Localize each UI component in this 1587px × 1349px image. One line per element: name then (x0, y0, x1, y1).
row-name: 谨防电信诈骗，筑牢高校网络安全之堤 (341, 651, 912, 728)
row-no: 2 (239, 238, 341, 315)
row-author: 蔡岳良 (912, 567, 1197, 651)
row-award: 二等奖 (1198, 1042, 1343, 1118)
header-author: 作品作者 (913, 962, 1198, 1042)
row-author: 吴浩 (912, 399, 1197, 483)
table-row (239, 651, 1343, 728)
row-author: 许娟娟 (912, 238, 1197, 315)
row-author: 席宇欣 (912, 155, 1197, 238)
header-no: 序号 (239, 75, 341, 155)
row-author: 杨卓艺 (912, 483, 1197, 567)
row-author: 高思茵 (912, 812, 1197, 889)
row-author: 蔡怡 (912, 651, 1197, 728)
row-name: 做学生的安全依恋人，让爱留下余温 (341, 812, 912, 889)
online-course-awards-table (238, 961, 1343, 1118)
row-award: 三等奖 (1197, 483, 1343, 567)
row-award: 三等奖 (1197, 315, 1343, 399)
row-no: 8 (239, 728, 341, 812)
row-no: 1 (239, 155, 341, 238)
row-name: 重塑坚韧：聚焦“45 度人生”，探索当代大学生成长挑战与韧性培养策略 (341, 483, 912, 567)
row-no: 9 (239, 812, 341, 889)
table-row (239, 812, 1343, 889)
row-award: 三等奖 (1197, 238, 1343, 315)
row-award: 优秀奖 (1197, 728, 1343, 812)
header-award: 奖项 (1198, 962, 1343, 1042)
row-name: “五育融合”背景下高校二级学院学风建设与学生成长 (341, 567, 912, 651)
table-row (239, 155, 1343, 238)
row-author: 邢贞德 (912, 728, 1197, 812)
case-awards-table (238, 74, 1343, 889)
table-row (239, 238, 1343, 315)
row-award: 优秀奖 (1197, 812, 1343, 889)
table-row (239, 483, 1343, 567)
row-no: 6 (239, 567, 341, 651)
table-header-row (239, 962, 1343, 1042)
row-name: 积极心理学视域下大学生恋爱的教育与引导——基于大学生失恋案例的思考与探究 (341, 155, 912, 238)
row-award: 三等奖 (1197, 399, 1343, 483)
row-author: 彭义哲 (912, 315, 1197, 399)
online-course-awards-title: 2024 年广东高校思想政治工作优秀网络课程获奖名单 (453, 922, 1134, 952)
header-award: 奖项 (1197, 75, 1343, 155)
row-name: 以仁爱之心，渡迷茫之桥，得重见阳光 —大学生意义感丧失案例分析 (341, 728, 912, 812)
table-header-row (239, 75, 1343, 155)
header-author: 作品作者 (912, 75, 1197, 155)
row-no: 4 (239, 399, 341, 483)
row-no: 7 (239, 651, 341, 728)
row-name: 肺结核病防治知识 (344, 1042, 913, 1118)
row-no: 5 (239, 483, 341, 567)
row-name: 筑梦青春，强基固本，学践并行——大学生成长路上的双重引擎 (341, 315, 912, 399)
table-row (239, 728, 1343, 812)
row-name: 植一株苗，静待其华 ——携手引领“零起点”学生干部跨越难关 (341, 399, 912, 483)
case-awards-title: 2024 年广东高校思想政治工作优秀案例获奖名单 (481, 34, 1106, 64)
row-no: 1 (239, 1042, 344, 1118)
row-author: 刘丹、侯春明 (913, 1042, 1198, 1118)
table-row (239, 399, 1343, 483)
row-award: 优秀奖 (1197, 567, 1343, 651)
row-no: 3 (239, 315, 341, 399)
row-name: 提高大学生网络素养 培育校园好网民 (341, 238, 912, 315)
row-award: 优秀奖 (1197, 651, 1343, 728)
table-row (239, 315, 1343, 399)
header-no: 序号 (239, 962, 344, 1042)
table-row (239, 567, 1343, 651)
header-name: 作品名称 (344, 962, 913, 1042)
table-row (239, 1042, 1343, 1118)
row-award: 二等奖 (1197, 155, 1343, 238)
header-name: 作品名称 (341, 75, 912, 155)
○ ○ ○ ○ ○
Problem description: Replace "table-row" with "table-line" in the entries from the first line up to and including the line with "row-author: 蔡怡 (912, 651, 1197, 728)", and give back only those lines with nothing else changed.

Output of the exercise:
Localize each UI component in this 1587px × 1349px image. One line per element: name then (x0, y0, x1, y1).
row-name: 谨防电信诈骗，筑牢高校网络安全之堤 (341, 651, 912, 728)
row-no: 2 (239, 238, 341, 315)
row-author: 蔡岳良 (912, 567, 1197, 651)
row-award: 二等奖 (1198, 1042, 1343, 1118)
header-author: 作品作者 (913, 962, 1198, 1042)
row-author: 吴浩 (912, 399, 1197, 483)
table-line (239, 651, 1343, 728)
row-author: 许娟娟 (912, 238, 1197, 315)
row-author: 席宇欣 (912, 155, 1197, 238)
header-no: 序号 (239, 75, 341, 155)
row-author: 杨卓艺 (912, 483, 1197, 567)
row-author: 高思茵 (912, 812, 1197, 889)
row-author: 蔡怡 (912, 651, 1197, 728)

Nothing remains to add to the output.